++++ MATERIAL SHOWN ++++

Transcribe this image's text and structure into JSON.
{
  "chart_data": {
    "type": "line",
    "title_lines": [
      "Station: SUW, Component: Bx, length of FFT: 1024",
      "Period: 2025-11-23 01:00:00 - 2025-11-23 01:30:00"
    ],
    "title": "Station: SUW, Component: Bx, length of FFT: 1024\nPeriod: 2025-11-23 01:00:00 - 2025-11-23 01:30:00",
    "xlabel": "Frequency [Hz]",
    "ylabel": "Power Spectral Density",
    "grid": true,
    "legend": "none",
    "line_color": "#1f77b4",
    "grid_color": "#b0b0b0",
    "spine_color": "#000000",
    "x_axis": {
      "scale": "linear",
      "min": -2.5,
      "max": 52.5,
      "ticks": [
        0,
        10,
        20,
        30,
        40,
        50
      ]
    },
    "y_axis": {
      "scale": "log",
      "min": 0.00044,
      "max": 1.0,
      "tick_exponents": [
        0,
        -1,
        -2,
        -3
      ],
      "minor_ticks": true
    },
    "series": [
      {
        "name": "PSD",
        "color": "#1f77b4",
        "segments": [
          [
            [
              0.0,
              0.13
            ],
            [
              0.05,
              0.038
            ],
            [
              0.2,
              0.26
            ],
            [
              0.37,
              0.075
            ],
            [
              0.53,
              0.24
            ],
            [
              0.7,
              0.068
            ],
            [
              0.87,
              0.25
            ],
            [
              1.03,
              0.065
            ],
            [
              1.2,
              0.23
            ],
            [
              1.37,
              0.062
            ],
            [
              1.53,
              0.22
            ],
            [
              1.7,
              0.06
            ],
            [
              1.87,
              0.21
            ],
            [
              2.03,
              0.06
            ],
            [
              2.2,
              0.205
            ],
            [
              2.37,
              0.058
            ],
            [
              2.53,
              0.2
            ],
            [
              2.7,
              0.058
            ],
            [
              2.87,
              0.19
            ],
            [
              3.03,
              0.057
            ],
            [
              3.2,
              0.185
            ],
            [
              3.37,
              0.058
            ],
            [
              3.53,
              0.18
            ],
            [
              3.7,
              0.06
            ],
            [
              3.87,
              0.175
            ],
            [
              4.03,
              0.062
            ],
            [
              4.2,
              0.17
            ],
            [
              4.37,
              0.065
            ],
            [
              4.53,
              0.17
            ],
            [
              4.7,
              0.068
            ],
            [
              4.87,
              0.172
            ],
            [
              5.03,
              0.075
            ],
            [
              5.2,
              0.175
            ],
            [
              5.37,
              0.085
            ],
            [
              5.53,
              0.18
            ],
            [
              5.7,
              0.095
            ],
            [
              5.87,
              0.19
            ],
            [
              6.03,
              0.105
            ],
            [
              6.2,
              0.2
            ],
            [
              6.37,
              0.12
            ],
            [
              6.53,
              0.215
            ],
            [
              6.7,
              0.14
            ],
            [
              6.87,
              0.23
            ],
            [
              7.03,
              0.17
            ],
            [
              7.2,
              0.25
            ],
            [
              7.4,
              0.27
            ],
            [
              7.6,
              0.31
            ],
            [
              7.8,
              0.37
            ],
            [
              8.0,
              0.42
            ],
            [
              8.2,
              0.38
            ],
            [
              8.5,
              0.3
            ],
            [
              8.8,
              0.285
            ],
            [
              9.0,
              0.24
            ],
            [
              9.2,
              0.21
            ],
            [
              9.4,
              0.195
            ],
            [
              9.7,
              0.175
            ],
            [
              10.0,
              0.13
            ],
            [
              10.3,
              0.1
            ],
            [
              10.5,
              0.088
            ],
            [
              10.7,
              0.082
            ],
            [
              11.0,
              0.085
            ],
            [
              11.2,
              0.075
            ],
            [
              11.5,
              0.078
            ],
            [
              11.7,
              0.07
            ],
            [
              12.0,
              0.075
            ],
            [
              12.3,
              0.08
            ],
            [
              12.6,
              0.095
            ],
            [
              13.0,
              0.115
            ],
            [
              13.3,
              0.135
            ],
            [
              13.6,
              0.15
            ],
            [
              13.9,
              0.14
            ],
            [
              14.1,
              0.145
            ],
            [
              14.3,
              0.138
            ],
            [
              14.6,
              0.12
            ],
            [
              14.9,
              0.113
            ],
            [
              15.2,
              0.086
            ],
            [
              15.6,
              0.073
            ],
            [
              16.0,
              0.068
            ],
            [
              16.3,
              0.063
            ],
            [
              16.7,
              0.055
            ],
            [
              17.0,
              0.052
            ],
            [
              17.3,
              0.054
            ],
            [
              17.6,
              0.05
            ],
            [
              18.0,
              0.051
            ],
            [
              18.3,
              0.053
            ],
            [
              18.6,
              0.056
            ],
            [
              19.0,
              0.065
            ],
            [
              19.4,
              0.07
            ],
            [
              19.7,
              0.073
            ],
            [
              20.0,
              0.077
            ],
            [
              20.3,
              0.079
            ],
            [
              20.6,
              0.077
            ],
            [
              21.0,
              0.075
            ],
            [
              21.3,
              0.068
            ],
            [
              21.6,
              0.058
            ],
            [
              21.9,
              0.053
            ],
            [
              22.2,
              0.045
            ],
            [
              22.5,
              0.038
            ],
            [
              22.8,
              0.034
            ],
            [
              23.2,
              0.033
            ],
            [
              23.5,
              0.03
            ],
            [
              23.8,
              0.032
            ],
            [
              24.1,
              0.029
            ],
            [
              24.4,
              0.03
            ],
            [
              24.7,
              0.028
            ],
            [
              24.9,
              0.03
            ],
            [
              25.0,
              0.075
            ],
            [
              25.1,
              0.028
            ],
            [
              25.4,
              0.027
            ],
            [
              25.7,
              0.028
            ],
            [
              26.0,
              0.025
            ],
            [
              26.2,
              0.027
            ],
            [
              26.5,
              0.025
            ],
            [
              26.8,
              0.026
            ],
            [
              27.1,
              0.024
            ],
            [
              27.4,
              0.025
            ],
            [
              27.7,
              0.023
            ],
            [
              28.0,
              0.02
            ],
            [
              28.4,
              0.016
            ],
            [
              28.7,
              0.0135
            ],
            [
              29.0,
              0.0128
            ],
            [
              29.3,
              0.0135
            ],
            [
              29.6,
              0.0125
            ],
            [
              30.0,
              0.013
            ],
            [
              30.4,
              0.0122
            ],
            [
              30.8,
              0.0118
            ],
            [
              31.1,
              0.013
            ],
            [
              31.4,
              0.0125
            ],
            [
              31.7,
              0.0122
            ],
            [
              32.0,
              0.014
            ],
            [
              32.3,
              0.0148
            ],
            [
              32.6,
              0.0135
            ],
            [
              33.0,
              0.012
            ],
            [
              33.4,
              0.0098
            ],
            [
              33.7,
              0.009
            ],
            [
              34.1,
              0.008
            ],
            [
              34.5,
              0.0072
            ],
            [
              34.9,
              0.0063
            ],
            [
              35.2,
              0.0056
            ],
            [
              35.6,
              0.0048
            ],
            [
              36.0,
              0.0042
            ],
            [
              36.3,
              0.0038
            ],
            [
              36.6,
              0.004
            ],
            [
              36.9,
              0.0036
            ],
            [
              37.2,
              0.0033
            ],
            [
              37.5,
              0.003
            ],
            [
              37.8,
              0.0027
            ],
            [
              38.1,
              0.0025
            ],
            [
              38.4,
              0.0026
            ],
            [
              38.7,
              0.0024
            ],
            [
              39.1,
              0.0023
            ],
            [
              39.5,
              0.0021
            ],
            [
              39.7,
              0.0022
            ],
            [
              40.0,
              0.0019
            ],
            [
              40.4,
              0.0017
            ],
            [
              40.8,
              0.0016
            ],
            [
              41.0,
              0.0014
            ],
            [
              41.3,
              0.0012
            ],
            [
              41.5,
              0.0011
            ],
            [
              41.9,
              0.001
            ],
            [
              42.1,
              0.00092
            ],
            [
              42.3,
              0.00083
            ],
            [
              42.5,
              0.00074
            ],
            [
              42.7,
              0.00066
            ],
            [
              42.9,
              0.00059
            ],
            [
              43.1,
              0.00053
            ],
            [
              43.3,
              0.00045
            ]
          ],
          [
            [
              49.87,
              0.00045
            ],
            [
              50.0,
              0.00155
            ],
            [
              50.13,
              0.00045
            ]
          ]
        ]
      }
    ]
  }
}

++++

REQUIRED TASK:
Using the material above, copy every line in which the string "Station" occurs.

RESULT OF THE EXERCISE:
      "Station: SUW, Component: Bx, length of FFT: 1024",
    "title": "Station: SUW, Component: Bx, length of FFT: 1024\nPeriod: 2025-11-23 01:00:00 - 2025-11-23 01:30:00",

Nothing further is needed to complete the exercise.